WORK TO DO:
Quote all of the entries word for word.

Records about charts and figures:
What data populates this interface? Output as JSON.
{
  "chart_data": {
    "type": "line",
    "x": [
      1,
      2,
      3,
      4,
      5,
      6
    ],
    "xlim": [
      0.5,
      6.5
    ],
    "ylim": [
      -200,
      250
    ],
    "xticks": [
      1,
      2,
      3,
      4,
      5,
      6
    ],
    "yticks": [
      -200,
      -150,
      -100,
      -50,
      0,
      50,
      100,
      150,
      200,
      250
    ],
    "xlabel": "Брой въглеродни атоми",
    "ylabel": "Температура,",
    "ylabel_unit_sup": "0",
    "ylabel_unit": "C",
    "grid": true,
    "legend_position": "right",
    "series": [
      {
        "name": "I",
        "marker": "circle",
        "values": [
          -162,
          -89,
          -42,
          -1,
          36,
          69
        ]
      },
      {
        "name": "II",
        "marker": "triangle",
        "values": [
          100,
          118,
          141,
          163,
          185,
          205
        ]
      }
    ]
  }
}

RESULT OF THE EXERCISE:
What data populates this interface? Output as JSON.
{
  "chart_data": {
    "type": "line",
    "x": [
      1,
      2,
      3,
      4,
      5,
      6
    ],
    "xlim": [
      0.5,
      6.5
    ],
    "ylim": [
      -200,
      250
    ],
    "xticks": [
      1,
      2,
      3,
      4,
      5,
      6
    ],
    "yticks": [
      -200,
      -150,
      -100,
      -50,
      0,
      50,
      100,
      150,
      200,
      250
    ],
    "xlabel": "Брой въглеродни атоми",
    "ylabel": "Температура,",
    "ylabel_unit_sup": "0",
    "ylabel_unit": "C",
    "grid": true,
    "legend_position": "right",
    "series": [
      {
        "name": "I",
        "marker": "circle",
        "values": [
          -162,
          -89,
          -42,
          -1,
          36,
          69
        ]
      },
      {
        "name": "II",
        "marker": "triangle",
        "values": [
          100,
          118,
          141,
          163,
          185,
          205
        ]
      }
    ]
  }
}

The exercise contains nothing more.